──────── ENTRIES ────────
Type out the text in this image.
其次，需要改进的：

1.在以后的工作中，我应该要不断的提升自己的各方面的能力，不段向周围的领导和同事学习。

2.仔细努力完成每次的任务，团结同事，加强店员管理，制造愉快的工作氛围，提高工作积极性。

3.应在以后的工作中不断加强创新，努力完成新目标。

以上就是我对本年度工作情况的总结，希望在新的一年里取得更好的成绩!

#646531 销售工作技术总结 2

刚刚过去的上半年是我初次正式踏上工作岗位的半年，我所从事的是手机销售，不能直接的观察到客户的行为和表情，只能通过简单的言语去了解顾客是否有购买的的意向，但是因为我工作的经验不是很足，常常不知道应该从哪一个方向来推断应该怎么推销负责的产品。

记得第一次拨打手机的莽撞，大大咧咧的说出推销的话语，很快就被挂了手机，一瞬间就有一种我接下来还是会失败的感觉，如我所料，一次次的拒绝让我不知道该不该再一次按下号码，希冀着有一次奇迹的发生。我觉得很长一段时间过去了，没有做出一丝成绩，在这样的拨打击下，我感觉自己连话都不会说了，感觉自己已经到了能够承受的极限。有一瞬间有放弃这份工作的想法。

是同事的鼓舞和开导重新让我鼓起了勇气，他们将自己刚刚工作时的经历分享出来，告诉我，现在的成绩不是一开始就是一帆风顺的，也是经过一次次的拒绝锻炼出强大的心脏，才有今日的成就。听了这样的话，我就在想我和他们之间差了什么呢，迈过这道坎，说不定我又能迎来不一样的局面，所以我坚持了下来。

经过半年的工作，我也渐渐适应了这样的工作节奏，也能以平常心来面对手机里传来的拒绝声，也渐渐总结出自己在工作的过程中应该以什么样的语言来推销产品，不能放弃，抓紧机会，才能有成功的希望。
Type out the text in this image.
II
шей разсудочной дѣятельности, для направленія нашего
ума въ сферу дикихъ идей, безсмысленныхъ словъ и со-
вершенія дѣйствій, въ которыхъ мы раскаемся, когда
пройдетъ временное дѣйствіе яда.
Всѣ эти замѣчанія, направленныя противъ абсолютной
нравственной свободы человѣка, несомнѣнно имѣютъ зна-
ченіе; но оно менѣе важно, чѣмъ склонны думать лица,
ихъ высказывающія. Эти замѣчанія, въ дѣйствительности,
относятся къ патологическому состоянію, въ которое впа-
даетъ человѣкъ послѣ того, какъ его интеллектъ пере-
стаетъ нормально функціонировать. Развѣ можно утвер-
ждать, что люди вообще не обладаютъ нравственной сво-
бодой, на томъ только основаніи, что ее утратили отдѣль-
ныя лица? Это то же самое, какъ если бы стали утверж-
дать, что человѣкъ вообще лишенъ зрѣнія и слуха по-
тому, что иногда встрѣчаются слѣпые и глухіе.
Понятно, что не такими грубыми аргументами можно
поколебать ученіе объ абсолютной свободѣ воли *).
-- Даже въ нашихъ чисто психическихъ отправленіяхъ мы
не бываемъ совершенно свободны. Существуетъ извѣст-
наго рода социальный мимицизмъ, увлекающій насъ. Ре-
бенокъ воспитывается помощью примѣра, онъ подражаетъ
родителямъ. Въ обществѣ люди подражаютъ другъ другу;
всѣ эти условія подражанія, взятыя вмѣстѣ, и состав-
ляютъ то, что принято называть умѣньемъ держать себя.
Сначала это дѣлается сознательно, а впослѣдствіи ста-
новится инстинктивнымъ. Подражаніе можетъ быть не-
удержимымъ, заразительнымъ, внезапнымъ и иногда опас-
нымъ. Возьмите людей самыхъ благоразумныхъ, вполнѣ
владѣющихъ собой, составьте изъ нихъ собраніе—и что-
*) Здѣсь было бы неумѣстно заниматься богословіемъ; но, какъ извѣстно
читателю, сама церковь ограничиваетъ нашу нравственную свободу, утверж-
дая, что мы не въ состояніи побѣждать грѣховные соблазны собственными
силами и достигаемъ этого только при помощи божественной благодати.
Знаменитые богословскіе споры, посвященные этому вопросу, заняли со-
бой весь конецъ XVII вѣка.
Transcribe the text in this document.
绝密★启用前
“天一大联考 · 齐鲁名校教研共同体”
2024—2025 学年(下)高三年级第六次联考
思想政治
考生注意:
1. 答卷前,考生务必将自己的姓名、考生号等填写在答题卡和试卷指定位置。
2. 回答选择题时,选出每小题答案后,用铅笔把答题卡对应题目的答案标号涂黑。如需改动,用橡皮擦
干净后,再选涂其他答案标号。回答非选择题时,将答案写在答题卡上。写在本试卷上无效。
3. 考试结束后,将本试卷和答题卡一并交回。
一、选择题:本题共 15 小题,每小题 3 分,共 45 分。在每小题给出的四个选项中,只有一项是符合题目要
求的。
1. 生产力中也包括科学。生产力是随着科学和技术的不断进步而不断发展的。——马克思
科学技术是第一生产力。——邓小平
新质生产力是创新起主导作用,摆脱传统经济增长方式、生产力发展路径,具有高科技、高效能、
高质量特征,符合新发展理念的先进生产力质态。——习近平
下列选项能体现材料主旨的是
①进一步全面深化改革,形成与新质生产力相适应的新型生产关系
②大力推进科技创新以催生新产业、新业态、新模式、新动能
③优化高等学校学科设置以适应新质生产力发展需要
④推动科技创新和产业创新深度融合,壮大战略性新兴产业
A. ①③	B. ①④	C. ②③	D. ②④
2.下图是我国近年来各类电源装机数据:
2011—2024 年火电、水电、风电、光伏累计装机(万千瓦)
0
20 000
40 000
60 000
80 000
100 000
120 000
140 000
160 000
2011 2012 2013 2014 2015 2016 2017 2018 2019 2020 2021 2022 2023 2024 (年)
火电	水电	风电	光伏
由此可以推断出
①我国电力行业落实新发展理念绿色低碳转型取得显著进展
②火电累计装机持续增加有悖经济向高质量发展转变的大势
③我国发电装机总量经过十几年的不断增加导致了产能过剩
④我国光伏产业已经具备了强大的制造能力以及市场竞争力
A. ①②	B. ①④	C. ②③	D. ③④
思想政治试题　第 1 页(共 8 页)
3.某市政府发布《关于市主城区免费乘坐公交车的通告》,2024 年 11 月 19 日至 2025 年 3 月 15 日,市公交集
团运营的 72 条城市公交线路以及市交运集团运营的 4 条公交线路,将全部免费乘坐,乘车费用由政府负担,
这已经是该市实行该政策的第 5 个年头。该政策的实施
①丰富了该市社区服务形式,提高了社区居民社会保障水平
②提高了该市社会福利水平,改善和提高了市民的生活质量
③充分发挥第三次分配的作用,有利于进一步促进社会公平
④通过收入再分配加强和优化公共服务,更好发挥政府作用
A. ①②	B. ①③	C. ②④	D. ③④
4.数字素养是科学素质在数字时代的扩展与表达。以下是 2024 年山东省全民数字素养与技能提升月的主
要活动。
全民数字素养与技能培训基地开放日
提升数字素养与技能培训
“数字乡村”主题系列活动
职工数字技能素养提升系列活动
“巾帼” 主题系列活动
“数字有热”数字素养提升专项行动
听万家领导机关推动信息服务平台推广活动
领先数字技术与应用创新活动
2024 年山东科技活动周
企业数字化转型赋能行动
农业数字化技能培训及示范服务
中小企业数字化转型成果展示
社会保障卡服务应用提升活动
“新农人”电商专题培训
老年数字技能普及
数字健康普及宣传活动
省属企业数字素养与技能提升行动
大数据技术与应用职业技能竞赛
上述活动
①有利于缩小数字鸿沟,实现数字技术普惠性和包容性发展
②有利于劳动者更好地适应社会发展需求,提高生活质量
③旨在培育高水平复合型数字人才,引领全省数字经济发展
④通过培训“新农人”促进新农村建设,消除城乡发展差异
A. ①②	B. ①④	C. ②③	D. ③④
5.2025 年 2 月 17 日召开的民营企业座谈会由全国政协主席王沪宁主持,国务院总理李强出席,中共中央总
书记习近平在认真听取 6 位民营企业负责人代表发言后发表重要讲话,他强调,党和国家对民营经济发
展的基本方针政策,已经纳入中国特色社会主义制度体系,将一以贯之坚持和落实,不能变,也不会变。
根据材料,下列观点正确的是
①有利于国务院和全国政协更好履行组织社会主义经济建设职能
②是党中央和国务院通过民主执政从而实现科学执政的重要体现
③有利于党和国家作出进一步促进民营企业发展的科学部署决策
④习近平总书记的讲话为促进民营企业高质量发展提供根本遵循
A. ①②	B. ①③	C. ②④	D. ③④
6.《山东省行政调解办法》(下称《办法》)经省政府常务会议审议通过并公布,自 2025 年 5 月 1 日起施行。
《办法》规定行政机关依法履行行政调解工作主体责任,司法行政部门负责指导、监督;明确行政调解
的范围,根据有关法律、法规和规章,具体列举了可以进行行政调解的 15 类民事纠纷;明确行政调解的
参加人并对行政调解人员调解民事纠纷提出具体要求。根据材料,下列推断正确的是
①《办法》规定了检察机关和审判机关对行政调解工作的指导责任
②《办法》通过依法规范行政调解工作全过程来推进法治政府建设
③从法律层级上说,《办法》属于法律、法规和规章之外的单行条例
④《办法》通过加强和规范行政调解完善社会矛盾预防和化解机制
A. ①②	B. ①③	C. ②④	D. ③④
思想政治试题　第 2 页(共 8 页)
────────
### AIM OF THE EXERCISE
List every line in the records above that contains the word "можно".

### RESULT FOR THIS TASK
стаетъ нормально функціонировать. Развѣ можно утвер-
Понятно, что не такими грубыми аргументами можно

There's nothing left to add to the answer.